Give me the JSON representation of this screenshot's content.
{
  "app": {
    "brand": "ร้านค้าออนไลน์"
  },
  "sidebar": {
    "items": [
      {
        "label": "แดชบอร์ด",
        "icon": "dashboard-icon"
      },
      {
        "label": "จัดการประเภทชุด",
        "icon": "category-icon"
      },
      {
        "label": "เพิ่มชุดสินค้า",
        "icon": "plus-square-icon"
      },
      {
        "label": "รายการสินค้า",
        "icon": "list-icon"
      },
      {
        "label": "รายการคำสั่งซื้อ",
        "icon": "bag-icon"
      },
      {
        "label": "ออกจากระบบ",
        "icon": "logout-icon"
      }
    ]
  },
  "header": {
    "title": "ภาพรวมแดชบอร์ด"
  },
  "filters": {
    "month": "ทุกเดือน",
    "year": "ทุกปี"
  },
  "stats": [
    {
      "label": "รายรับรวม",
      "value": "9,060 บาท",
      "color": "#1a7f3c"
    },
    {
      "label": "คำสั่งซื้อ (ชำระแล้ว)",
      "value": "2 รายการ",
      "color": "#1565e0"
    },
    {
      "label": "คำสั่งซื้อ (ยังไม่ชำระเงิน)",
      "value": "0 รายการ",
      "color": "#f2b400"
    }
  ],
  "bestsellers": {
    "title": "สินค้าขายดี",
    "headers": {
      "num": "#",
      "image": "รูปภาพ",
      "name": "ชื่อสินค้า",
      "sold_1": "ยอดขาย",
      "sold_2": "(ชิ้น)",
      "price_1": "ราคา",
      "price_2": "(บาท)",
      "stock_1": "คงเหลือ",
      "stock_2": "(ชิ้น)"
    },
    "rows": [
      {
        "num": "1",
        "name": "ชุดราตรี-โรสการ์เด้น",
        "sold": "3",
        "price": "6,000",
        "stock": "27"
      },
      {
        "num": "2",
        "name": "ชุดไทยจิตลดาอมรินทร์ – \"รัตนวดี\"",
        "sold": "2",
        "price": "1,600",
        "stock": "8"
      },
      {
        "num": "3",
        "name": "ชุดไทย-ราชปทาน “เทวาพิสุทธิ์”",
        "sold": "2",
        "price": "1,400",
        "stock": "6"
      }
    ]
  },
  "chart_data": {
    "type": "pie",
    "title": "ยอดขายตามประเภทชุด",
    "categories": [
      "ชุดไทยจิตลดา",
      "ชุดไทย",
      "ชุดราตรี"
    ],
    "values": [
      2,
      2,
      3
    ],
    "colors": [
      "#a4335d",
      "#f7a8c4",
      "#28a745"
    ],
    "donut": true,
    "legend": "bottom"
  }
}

..............................

**WHAT YOU WILL DO**: Copy all lines from the listing that contain "icon".

**RESPONSE**:
        "icon": "dashboard-icon"
        "icon": "category-icon"
        "icon": "plus-square-icon"
        "icon": "list-icon"
        "icon": "bag-icon"
        "icon": "logout-icon"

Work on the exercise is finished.